[[ PASSAGE SHOWN open ]]

Thursday, February 25, 2010

Pristine Nano Graphene Platelets Produced by Supercritical Fluid Process

Nanotek Instruments, Inc. (Dayton, OH) scientists Aruna Zhamu and Bor Z Jang have developed a supercritical fluid process for mass producing nano graphene platelets. The process produces pristine or non-oxidized nano graphene platelets (NGPs) that are highly conductive.

According to U.S. Patent Application 20100044646, the process comprises: (i) subjecting a graphitic material to a supercritical fluid at a first temperature and a first pressure for a first period of time in a pressure vessel and then (ii) rapidly depressurizing the fluid at a fluid release rate sufficient for effecting exfoliation of the graphitic material to obtain the NGP material.

Conductive NGPs can be used as a conductive additive in transparent electrodes for solar cells or flat panel displays (e.g., to replace expensive indium-tin oxide), battery and supercapacitor electrodes, and nanocomposite for electromagnetic wave interference (EMI) shielding and static charge dissipation, etc.

The process is superior to many prior art processes in several aspects. Prior art processes based on graphite intercalation/oxidation and high-temperature exfoliation did not allow for a good control over the oxygen content of the resulting GO or NGP platelets. The supercritical fluid process is capable of producing pristine NGPs that have never been exposed to oxidation.

[[ PASSAGE SHOWN closed ]]
[[ PROVIDED RECORDS open ]]

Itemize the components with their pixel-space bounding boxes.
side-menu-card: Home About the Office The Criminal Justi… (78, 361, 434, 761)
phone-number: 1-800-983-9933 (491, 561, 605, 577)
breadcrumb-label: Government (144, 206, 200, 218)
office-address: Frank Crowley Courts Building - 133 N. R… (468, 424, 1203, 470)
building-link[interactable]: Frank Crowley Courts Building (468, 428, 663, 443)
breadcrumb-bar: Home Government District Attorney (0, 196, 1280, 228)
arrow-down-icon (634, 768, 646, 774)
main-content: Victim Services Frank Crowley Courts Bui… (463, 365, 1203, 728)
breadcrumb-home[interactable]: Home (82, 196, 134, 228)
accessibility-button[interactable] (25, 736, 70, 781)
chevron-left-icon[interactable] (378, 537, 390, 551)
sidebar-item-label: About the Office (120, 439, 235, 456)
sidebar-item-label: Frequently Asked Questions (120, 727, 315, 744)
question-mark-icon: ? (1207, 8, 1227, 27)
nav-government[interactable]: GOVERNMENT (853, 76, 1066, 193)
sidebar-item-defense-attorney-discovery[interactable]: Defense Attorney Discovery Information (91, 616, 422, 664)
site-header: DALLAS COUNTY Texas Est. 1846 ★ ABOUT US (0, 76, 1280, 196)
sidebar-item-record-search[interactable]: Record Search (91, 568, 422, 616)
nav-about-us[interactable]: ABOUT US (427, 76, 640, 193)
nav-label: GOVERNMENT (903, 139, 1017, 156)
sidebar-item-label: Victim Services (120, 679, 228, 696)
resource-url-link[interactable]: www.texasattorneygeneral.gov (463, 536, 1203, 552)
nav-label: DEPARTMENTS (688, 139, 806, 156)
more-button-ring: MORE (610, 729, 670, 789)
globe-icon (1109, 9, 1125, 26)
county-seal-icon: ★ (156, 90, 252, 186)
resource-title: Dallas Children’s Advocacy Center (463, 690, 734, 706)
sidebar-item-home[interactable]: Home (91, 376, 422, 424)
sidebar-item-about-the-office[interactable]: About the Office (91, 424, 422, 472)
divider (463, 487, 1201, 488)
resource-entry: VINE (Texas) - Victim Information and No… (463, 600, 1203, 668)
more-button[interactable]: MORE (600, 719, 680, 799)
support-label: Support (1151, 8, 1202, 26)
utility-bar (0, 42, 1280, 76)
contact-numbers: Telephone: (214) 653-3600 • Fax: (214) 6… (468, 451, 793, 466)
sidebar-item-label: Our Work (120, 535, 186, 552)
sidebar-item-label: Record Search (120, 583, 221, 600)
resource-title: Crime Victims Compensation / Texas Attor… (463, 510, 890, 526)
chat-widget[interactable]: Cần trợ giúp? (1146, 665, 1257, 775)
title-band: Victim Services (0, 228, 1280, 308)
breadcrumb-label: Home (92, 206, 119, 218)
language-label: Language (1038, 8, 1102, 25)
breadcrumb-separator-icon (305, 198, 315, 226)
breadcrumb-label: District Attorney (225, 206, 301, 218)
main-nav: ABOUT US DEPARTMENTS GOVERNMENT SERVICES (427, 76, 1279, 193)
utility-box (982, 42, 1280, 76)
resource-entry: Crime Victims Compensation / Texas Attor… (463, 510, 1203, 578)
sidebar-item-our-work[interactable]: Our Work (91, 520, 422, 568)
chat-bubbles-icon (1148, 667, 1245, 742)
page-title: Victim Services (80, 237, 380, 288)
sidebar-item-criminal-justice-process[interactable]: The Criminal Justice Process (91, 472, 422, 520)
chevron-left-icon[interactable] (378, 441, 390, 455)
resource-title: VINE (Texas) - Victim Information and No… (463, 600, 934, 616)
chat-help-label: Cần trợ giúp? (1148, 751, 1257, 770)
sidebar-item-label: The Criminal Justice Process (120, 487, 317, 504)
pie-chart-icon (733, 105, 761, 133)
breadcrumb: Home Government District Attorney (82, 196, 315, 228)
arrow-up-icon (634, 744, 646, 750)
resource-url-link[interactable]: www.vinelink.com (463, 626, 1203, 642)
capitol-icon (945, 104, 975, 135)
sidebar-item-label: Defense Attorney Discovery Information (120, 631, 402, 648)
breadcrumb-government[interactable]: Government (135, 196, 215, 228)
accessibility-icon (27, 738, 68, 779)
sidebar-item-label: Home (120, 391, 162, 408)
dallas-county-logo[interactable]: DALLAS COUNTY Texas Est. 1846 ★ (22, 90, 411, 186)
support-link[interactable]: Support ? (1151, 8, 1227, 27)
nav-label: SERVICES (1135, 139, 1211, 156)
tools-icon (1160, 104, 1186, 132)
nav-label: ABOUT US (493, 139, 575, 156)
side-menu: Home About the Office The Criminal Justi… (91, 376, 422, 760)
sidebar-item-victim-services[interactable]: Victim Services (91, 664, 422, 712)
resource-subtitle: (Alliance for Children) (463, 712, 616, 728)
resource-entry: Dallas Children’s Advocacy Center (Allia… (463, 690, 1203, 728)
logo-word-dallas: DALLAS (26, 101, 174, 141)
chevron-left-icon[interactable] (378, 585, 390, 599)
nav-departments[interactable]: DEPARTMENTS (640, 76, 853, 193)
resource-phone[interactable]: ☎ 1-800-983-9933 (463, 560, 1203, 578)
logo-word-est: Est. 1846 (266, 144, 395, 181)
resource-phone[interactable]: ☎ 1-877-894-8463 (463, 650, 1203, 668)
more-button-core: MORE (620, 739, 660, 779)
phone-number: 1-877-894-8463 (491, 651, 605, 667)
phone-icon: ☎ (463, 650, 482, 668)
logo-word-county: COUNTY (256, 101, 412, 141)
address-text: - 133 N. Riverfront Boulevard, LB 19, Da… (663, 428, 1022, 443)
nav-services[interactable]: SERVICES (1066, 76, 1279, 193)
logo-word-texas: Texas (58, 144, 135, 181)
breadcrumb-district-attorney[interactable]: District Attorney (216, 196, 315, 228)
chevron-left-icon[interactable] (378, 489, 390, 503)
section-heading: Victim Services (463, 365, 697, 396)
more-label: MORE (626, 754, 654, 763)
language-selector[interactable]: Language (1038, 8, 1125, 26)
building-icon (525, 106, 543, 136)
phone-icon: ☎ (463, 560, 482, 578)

[[ PROVIDED RECORDS closed ]]

**PROBLEM TO SOLVE:** Reproduce the entire nano graphene platelets text exactly, from the date line to the final sentence.

**SOLUTION BELOW:**
Thursday, February 25, 2010

Pristine Nano Graphene Platelets Produced by Supercritical Fluid Process

Nanotek Instruments, Inc. (Dayton, OH) scientists Aruna Zhamu and Bor Z Jang have developed a supercritical fluid process for mass producing nano graphene platelets. The process produces pristine or non-oxidized nano graphene platelets (NGPs) that are highly conductive.

According to U.S. Patent Application 20100044646, the process comprises: (i) subjecting a graphitic material to a supercritical fluid at a first temperature and a first pressure for a first period of time in a pressure vessel and then (ii) rapidly depressurizing the fluid at a fluid release rate sufficient for effecting exfoliation of the graphitic material to obtain the NGP material.

Conductive NGPs can be used as a conductive additive in transparent electrodes for solar cells or flat panel displays (e.g., to replace expensive indium-tin oxide), battery and supercapacitor electrodes, and nanocomposite for electromagnetic wave interference (EMI) shielding and static charge dissipation, etc.

The process is superior to many prior art processes in several aspects. Prior art processes based on graphite intercalation/oxidation and high-temperature exfoliation did not allow for a good control over the oxygen content of the resulting GO or NGP platelets. The supercritical fluid process is capable of producing pristine NGPs that have never been exposed to oxidation.